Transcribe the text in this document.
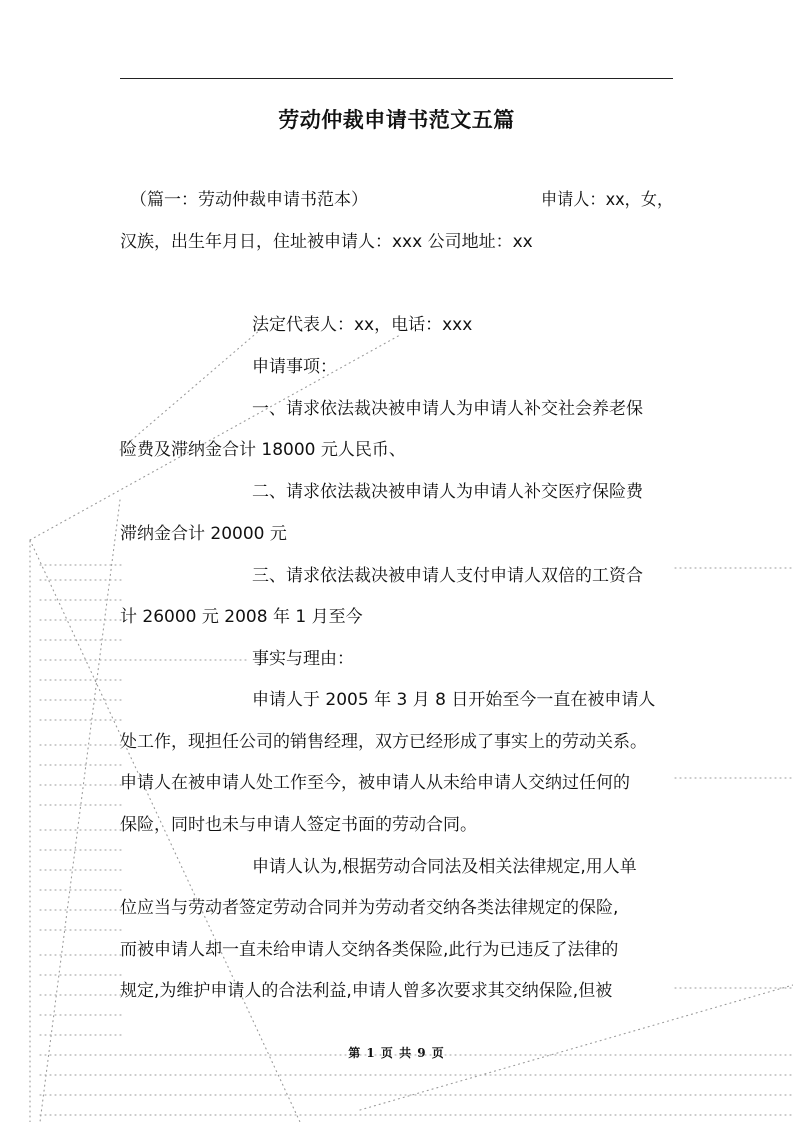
劳动仲裁申请书范文五篇
（篇一：劳动仲裁申请书范本）	申请人：xx，女，
汉族，出生年月日，住址被申请人：xxx 公司地址：xx
法定代表人：xx，电话：xxx
申请事项：
一、请求依法裁决被申请人为申请人补交社会养老保
险费及滞纳金合计 18000 元人民币、
二、请求依法裁决被申请人为申请人补交医疗保险费
滞纳金合计 20000 元
三、请求依法裁决被申请人支付申请人双倍的工资合
计 26000 元 2008 年 1 月至今
事实与理由：
申请人于 2005 年 3 月 8 日开始至今一直在被申请人
处工作，现担任公司的销售经理，双方已经形成了事实上的劳动关系。
申请人在被申请人处工作至今，被申请人从未给申请人交纳过任何的
保险，同时也未与申请人签定书面的劳动合同。
申请人认为,根据劳动合同法及相关法律规定,用人单
位应当与劳动者签定劳动合同并为劳动者交纳各类法律规定的保险,
而被申请人却一直未给申请人交纳各类保险,此行为已违反了法律的
规定,为维护申请人的合法利益,申请人曾多次要求其交纳保险,但被
第 1 页 共 9 页
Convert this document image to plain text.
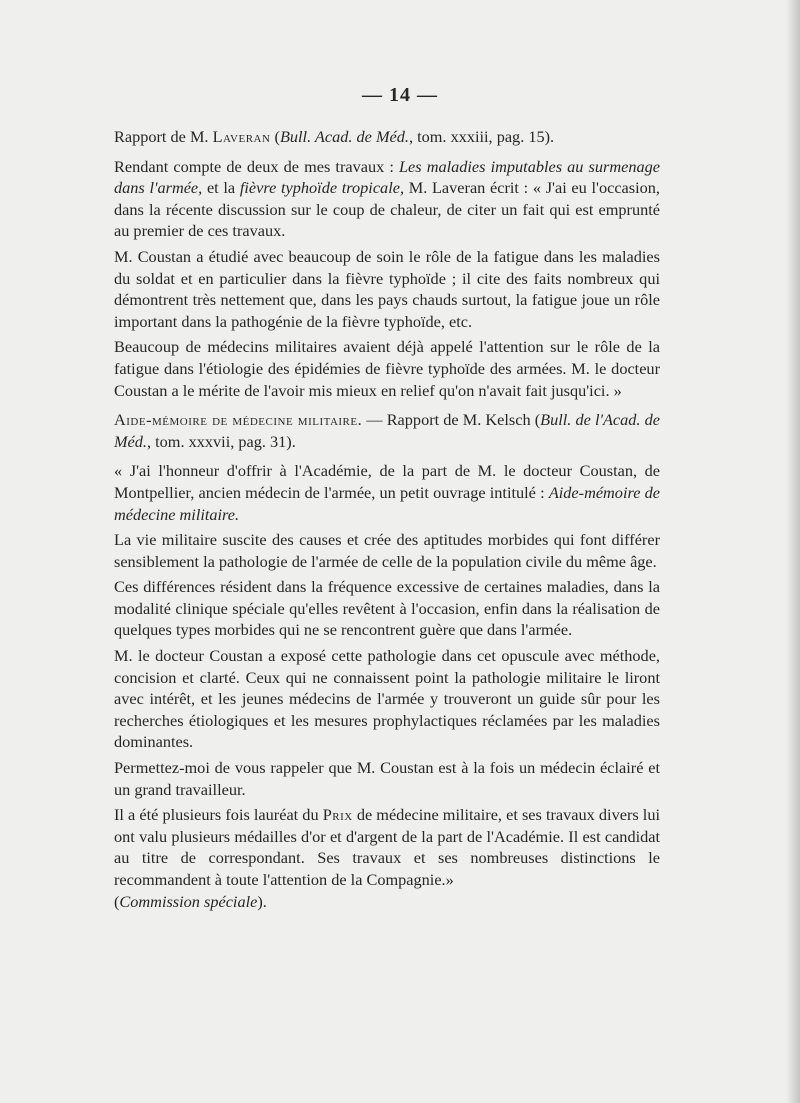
— 14 —

Rapport de M. Laveran (Bull. Acad. de Méd., tom. xxxiii, pag. 15).

Rendant compte de deux de mes travaux : Les maladies imputables au surmenage dans l'armée, et la fièvre typhoïde tropicale, M. Laveran écrit : « J'ai eu l'occasion, dans la récente discussion sur le coup de chaleur, de citer un fait qui est emprunté au premier de ces travaux.

M. Coustan a étudié avec beaucoup de soin le rôle de la fatigue dans les maladies du soldat et en particulier dans la fièvre typhoïde ; il cite des faits nombreux qui démontrent très nettement que, dans les pays chauds surtout, la fatigue joue un rôle important dans la pathogénie de la fièvre typhoïde, etc.

Beaucoup de médecins militaires avaient déjà appelé l'attention sur le rôle de la fatigue dans l'étiologie des épidémies de fièvre typhoïde des armées. M. le docteur Coustan a le mérite de l'avoir mis mieux en relief qu'on n'avait fait jusqu'ici. »

Aide-mémoire de médecine militaire. — Rapport de M. Kelsch (Bull. de l'Acad. de Méd., tom. xxxvii, pag. 31).

« J'ai l'honneur d'offrir à l'Académie, de la part de M. le docteur Coustan, de Montpellier, ancien médecin de l'armée, un petit ouvrage intitulé : Aide-mémoire de médecine militaire.

La vie militaire suscite des causes et crée des aptitudes morbides qui font différer sensiblement la pathologie de l'armée de celle de la population civile du même âge.

Ces différences résident dans la fréquence excessive de certaines maladies, dans la modalité clinique spéciale qu'elles revêtent à l'occasion, enfin dans la réalisation de quelques types morbides qui ne se rencontrent guère que dans l'armée.

M. le docteur Coustan a exposé cette pathologie dans cet opuscule avec méthode, concision et clarté. Ceux qui ne connaissent point la pathologie militaire le liront avec intérêt, et les jeunes médecins de l'armée y trouveront un guide sûr pour les recherches étiologiques et les mesures prophylactiques réclamées par les maladies dominantes.

Permettez-moi de vous rappeler que M. Coustan est à la fois un médecin éclairé et un grand travailleur.

Il a été plusieurs fois lauréat du Prix de médecine militaire, et ses travaux divers lui ont valu plusieurs médailles d'or et d'argent de la part de l'Académie. Il est candidat au titre de correspondant. Ses travaux et ses nombreuses distinctions le recommandent à toute l'attention de la Compagnie.»

(Commission spéciale).
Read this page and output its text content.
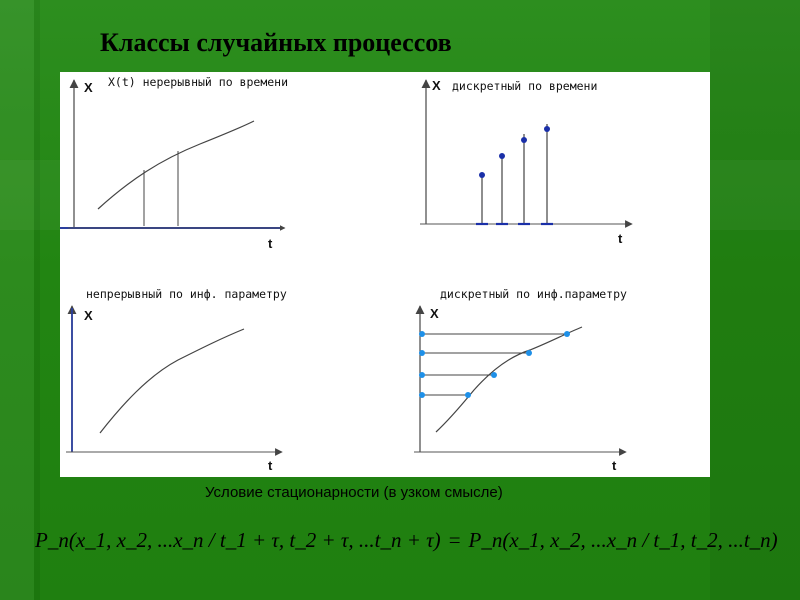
Классы случайных процессов
X X(t) нерерывный по времени
t
X дискретный по времени
t
X
непрерывный по инф. параметру
t
X
дискретный по инф.параметру
t
Условие стационарности (в узком смысле)
P_n(x_1, x_2, ...x_n / t_1 + τ, t_2 + τ, ...t_n + τ) = P_n(x_1, x_2, ...x_n / t_1, t_2, ...t_n)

◆ **Your task**
From the data above, copy out every line with the string "rôle" in it.

◆ **The completed task**
M. Coustan a étudié avec beaucoup de soin le rôle de la fatigue dans les maladies du soldat et en particulier dans la fièvre typhoïde ; il cite des faits nombreux qui démontrent très nettement que, dans les pays chauds surtout, la fatigue joue un rôle important dans la pathogénie de la fièvre typhoïde, etc.
Beaucoup de médecins militaires avaient déjà appelé l'attention sur le rôle de la fatigue dans l'étiologie des épidémies de fièvre typhoïde des armées. M. le docteur Coustan a le mérite de l'avoir mis mieux en relief qu'on n'avait fait jusqu'ici. »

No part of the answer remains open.